# [What you will do]
Show all lines that include the string "their"; copy each one.

----- Input for this task

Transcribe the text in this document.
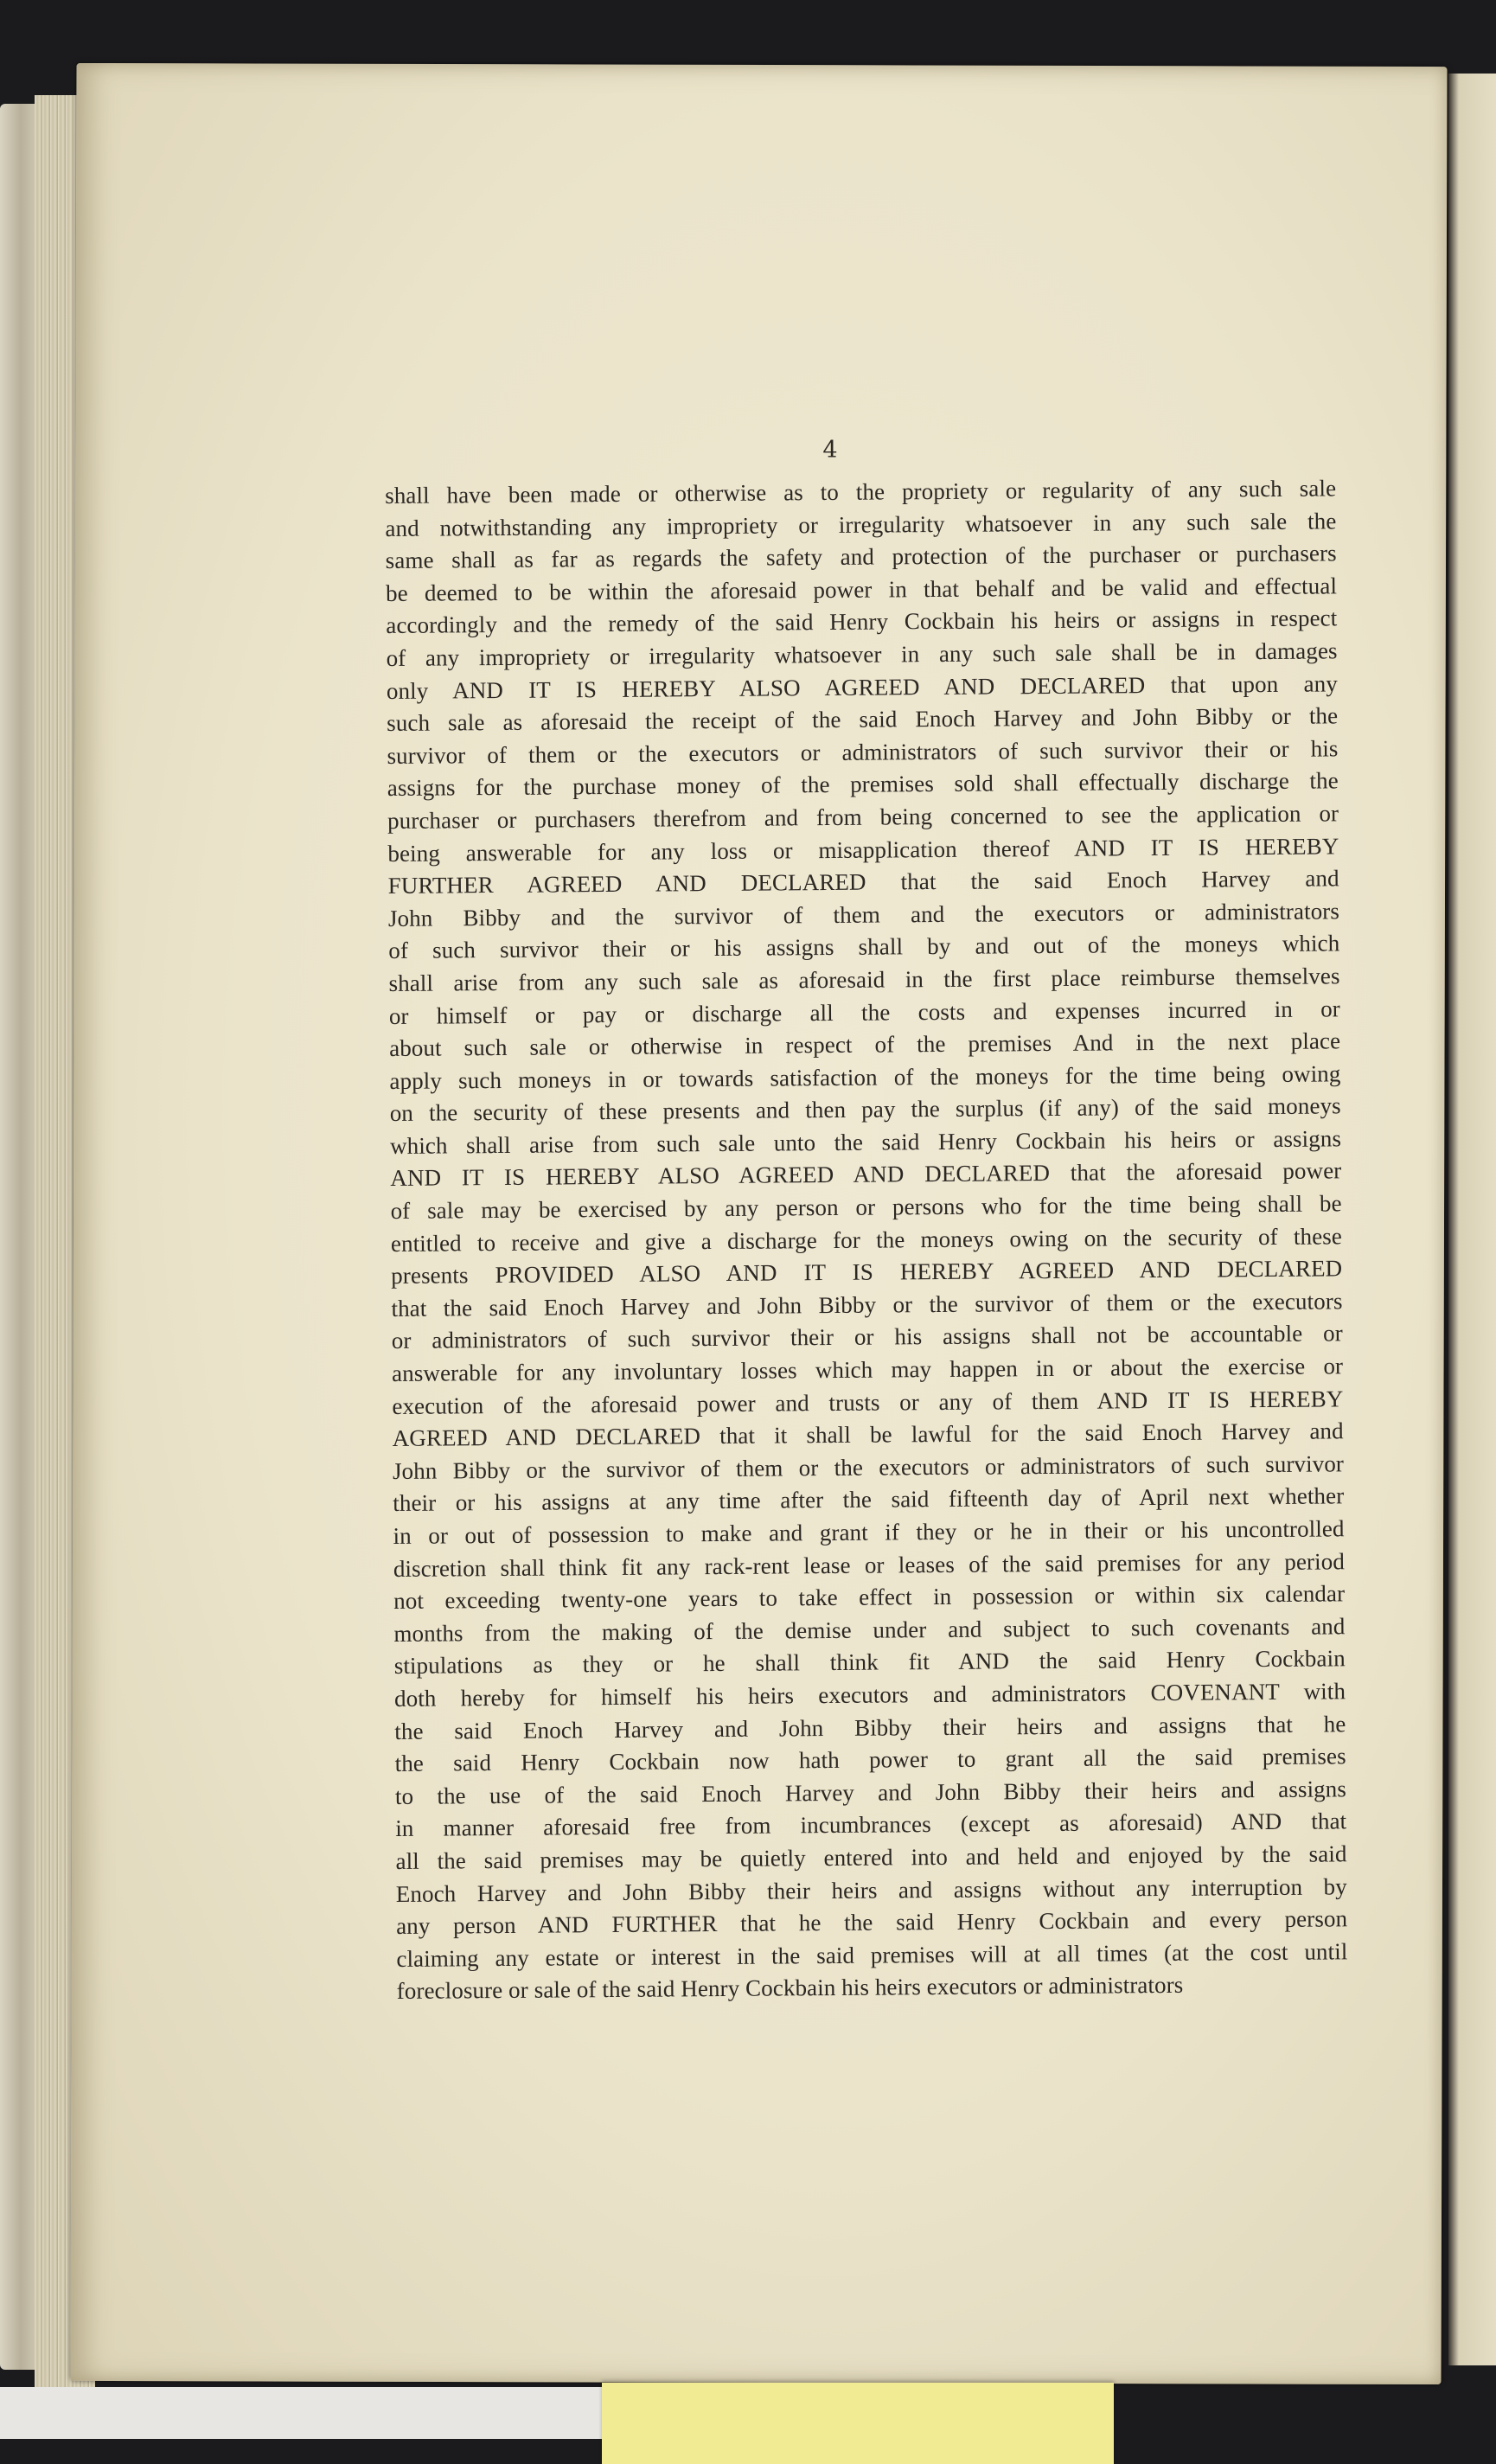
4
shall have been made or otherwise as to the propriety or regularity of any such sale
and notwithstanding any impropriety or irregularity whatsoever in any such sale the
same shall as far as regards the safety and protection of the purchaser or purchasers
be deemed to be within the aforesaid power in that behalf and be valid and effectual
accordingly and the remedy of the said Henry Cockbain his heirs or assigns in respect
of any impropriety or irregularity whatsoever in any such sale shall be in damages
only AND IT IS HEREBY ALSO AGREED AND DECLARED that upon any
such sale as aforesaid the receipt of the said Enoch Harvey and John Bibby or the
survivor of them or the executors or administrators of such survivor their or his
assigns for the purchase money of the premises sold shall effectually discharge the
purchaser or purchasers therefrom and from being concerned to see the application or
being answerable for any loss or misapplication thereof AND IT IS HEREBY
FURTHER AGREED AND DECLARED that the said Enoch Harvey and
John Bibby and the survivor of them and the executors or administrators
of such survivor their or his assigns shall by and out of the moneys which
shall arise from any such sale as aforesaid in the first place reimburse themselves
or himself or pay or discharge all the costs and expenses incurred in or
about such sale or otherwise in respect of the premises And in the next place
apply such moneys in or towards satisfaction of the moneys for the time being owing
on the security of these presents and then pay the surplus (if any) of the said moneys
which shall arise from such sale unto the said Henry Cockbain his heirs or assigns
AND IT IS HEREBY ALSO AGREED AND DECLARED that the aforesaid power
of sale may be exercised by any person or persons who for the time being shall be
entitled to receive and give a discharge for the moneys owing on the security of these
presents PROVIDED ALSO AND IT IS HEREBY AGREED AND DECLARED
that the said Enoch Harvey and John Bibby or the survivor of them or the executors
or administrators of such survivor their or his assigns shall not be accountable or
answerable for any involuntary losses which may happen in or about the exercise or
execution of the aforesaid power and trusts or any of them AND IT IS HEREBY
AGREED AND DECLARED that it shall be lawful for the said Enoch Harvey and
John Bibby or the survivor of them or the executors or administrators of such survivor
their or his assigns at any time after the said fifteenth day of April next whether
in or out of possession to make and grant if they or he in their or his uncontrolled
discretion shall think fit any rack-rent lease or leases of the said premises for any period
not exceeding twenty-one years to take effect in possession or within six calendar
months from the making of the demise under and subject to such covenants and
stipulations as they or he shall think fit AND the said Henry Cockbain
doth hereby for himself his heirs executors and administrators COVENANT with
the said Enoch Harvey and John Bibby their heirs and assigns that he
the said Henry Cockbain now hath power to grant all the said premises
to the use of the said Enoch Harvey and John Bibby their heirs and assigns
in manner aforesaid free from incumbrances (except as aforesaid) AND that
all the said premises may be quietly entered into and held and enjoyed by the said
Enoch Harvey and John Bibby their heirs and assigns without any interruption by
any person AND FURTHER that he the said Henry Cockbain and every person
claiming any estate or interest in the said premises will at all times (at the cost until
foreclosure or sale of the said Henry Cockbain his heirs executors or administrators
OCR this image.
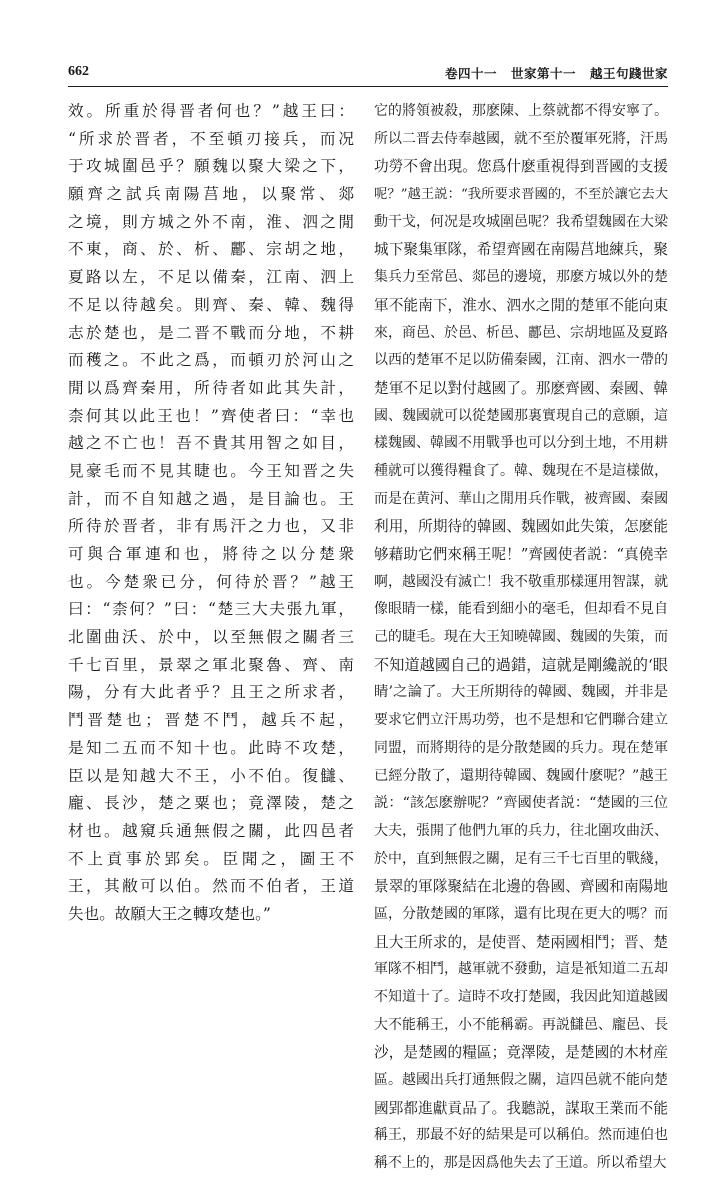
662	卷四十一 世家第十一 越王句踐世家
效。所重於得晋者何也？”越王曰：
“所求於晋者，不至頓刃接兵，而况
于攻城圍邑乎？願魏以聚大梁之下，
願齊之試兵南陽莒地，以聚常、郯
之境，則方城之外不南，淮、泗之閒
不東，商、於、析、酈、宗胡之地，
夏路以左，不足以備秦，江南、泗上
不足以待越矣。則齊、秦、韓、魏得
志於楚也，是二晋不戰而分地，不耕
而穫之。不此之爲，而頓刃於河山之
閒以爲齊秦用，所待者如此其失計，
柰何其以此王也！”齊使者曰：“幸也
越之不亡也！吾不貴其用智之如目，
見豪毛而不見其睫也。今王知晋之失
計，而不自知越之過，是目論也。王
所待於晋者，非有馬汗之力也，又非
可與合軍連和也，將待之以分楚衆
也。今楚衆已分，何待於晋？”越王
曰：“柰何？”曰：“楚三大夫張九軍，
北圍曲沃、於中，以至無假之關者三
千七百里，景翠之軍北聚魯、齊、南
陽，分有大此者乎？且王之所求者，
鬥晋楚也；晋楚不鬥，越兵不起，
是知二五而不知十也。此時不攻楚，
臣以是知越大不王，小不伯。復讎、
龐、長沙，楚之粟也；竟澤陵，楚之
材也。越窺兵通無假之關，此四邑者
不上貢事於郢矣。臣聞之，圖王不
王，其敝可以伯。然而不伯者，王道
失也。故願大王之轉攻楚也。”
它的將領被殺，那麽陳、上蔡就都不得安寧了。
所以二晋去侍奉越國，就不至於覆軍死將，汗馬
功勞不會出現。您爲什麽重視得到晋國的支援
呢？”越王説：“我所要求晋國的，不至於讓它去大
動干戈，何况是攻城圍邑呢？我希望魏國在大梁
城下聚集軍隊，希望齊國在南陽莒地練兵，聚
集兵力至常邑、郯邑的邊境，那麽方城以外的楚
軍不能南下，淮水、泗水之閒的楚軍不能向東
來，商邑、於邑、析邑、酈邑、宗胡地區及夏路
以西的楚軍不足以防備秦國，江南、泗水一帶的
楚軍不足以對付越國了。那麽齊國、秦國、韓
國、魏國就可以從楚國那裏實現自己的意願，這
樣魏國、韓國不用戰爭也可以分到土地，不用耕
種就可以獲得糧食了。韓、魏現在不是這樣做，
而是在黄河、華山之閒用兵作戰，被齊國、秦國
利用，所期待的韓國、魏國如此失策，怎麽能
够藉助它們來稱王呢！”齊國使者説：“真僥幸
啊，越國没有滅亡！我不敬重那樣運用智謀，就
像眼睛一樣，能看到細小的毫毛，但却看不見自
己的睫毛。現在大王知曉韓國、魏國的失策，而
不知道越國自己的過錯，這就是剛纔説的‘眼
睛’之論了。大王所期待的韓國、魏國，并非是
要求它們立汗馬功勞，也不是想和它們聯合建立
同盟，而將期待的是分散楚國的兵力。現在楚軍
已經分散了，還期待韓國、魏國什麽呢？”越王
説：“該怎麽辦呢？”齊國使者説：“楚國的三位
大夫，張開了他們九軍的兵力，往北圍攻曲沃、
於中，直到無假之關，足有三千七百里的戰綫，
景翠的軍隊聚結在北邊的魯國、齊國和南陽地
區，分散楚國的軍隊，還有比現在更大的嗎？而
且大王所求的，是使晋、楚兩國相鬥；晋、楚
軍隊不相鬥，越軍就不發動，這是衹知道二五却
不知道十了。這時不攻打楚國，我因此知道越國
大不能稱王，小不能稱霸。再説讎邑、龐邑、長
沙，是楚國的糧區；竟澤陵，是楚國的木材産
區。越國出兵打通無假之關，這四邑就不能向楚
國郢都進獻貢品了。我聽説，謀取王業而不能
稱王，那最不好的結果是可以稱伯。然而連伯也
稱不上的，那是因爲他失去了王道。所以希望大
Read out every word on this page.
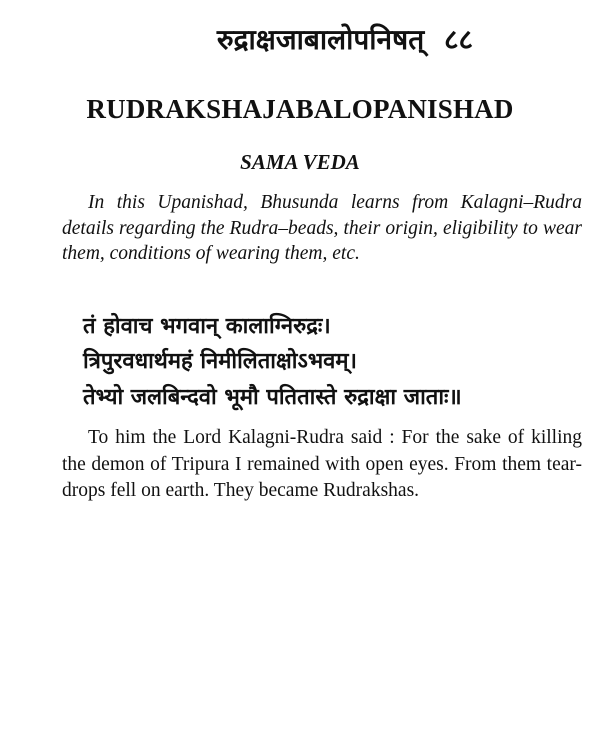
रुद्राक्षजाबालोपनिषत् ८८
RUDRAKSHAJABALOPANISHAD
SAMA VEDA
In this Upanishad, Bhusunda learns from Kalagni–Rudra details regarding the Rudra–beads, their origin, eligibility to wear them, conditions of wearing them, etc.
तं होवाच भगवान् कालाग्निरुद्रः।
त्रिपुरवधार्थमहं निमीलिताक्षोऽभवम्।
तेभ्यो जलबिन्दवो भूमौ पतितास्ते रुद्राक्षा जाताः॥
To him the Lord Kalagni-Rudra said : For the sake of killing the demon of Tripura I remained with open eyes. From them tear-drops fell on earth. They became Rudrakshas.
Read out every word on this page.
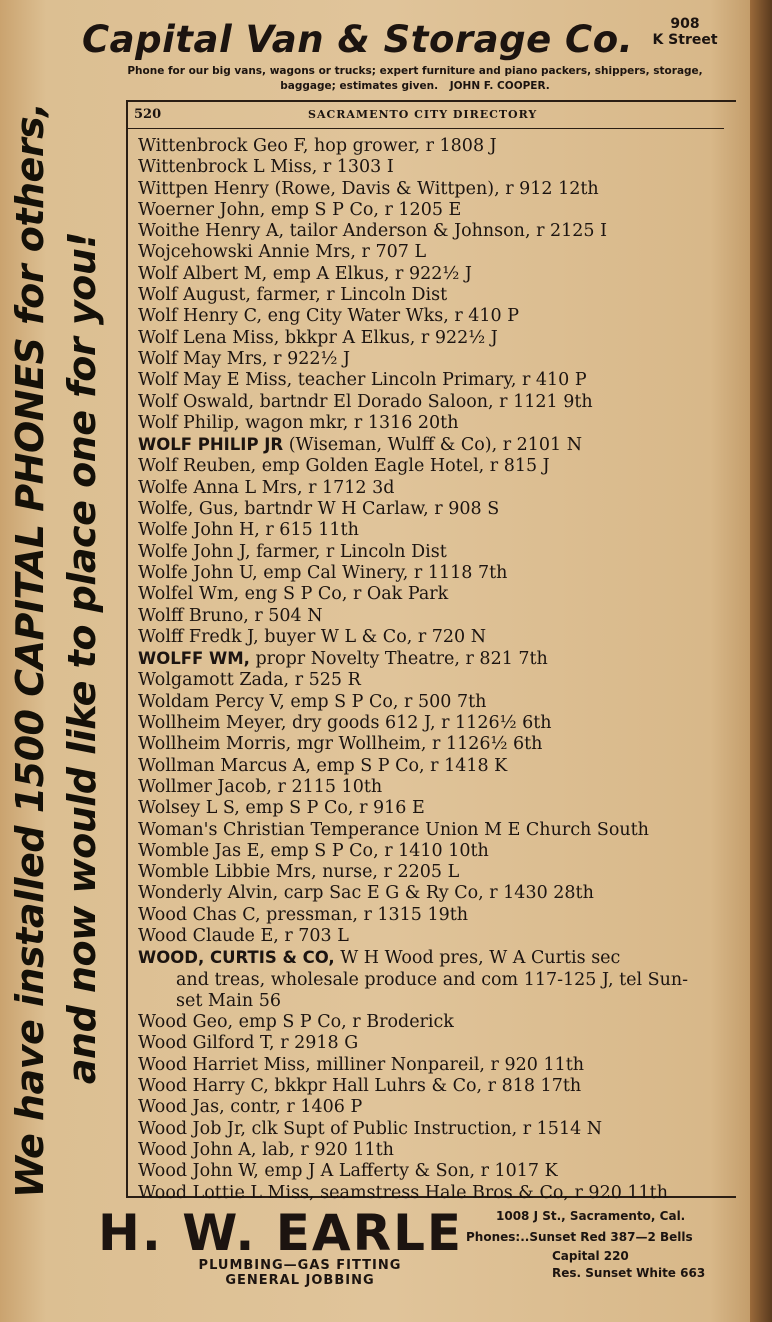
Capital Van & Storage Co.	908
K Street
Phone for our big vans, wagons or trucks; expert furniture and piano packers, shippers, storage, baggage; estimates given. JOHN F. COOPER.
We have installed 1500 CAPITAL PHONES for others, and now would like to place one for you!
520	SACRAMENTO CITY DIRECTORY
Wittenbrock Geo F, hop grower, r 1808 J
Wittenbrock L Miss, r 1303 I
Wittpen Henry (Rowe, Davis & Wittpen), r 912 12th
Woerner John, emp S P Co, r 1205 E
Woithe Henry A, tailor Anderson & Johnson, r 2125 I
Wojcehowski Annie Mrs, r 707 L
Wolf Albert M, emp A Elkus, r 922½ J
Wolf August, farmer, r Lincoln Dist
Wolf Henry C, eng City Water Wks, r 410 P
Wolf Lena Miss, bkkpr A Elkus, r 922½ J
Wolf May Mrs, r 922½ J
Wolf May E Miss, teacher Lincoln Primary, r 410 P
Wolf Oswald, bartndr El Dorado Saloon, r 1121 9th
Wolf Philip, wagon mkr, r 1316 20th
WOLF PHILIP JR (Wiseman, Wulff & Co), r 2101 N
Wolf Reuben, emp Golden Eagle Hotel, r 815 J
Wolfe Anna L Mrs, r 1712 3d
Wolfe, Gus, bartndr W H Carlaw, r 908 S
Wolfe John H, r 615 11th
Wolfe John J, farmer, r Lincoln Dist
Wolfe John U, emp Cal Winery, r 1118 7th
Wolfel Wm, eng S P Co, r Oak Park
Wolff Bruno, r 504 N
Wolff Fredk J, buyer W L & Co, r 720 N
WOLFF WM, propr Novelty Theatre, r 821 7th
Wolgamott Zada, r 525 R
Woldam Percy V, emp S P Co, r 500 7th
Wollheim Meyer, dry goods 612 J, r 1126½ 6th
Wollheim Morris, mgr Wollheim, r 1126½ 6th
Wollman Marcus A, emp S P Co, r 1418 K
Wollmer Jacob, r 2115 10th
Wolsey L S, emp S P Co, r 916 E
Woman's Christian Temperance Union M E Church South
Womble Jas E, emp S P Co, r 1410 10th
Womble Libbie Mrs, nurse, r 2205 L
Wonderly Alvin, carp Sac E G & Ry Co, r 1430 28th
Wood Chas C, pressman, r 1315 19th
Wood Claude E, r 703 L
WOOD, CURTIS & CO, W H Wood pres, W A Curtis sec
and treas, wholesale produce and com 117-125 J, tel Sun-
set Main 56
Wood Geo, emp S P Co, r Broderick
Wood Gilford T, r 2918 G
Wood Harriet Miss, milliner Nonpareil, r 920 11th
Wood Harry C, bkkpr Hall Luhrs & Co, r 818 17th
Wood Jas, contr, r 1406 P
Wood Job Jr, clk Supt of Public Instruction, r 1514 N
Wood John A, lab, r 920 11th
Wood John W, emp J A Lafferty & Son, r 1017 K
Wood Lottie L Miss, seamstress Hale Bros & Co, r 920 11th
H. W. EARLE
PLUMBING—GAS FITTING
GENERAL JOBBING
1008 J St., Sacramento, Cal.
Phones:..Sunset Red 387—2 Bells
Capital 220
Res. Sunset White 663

----------

# [Answer to the problem]
survivor of them or the executors or administrators of such survivor their or his
of such survivor their or his assigns shall by and out of the moneys which
or administrators of such survivor their or his assigns shall not be accountable or
their or his assigns at any time after the said fifteenth day of April next whether
in or out of possession to make and grant if they or he in their or his uncontrolled
the said Enoch Harvey and John Bibby their heirs and assigns that he
to the use of the said Enoch Harvey and John Bibby their heirs and assigns
Enoch Harvey and John Bibby their heirs and assigns without any interruption by
In this Upanishad, Bhusunda learns from Kalagni–Rudra details regarding the Rudra–beads, their origin, eligibility to wear them, conditions of wearing them, etc.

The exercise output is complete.